§ Written task:
Reproduce the rows word for word, from the first row up to and including the line that contains "The transport roller 4 is at (678, 549).".

§ Data provided:
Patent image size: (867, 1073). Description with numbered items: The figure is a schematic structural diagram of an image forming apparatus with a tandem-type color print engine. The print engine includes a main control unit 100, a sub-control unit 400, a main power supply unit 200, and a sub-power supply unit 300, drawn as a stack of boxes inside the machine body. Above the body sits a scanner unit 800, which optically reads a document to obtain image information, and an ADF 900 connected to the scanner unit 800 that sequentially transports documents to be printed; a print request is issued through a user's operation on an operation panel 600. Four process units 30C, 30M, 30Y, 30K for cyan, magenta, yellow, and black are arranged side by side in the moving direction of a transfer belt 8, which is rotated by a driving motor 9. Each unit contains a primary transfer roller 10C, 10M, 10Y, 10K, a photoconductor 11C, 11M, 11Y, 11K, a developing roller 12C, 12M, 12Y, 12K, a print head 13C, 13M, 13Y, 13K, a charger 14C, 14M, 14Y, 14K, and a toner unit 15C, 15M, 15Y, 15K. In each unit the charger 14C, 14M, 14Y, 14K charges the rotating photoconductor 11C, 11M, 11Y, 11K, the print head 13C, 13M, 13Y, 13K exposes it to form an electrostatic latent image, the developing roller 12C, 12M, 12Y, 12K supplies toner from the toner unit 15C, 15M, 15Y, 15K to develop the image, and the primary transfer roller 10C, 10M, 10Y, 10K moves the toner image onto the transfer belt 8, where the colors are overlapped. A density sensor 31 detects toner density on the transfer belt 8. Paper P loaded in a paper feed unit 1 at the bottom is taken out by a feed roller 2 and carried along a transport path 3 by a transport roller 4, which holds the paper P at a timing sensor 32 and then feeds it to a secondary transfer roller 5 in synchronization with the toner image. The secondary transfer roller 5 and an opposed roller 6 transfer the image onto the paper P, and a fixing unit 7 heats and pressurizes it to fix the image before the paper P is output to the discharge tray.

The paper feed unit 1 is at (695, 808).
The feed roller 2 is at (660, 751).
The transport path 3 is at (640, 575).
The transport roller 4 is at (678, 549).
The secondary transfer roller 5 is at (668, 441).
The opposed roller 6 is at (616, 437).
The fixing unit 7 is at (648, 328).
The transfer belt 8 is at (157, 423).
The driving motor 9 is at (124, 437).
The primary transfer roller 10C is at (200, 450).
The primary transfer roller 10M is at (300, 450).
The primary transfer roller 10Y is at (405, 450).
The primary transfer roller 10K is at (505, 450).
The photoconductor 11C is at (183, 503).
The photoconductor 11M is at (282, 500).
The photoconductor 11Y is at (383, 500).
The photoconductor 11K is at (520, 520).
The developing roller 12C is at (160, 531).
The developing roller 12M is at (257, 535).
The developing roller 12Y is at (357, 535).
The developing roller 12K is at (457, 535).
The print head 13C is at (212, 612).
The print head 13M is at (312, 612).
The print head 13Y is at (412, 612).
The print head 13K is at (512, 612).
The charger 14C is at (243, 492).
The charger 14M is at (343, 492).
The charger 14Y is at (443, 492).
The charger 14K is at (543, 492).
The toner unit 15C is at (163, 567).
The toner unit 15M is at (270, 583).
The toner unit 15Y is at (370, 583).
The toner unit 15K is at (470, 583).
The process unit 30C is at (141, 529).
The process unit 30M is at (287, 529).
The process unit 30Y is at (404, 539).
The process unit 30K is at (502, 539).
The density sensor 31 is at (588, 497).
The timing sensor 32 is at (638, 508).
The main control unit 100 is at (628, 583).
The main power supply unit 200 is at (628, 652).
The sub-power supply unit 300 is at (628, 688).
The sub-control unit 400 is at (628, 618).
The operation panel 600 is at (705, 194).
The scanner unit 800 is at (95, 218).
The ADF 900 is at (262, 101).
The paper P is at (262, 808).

§ Problem solution:
Patent image size: (867, 1073). Description with numbered items: The figure is a schematic structural diagram of an image forming apparatus with a tandem-type color print engine. The print engine includes a main control unit 100, a sub-control unit 400, a main power supply unit 200, and a sub-power supply unit 300, drawn as a stack of boxes inside the machine body. Above the body sits a scanner unit 800, which optically reads a document to obtain image information, and an ADF 900 connected to the scanner unit 800 that sequentially transports documents to be printed; a print request is issued through a user's operation on an operation panel 600. Four process units 30C, 30M, 30Y, 30K for cyan, magenta, yellow, and black are arranged side by side in the moving direction of a transfer belt 8, which is rotated by a driving motor 9. Each unit contains a primary transfer roller 10C, 10M, 10Y, 10K, a photoconductor 11C, 11M, 11Y, 11K, a developing roller 12C, 12M, 12Y, 12K, a print head 13C, 13M, 13Y, 13K, a charger 14C, 14M, 14Y, 14K, and a toner unit 15C, 15M, 15Y, 15K. In each unit the charger 14C, 14M, 14Y, 14K charges the rotating photoconductor 11C, 11M, 11Y, 11K, the print head 13C, 13M, 13Y, 13K exposes it to form an electrostatic latent image, the developing roller 12C, 12M, 12Y, 12K supplies toner from the toner unit 15C, 15M, 15Y, 15K to develop the image, and the primary transfer roller 10C, 10M, 10Y, 10K moves the toner image onto the transfer belt 8, where the colors are overlapped. A density sensor 31 detects toner density on the transfer belt 8. Paper P loaded in a paper feed unit 1 at the bottom is taken out by a feed roller 2 and carried along a transport path 3 by a transport roller 4, which holds the paper P at a timing sensor 32 and then feeds it to a secondary transfer roller 5 in synchronization with the toner image. The secondary transfer roller 5 and an opposed roller 6 transfer the image onto the paper P, and a fixing unit 7 heats and pressurizes it to fix the image before the paper P is output to the discharge tray.

The paper feed unit 1 is at (695, 808).
The feed roller 2 is at (660, 751).
The transport path 3 is at (640, 575).
The transport roller 4 is at (678, 549).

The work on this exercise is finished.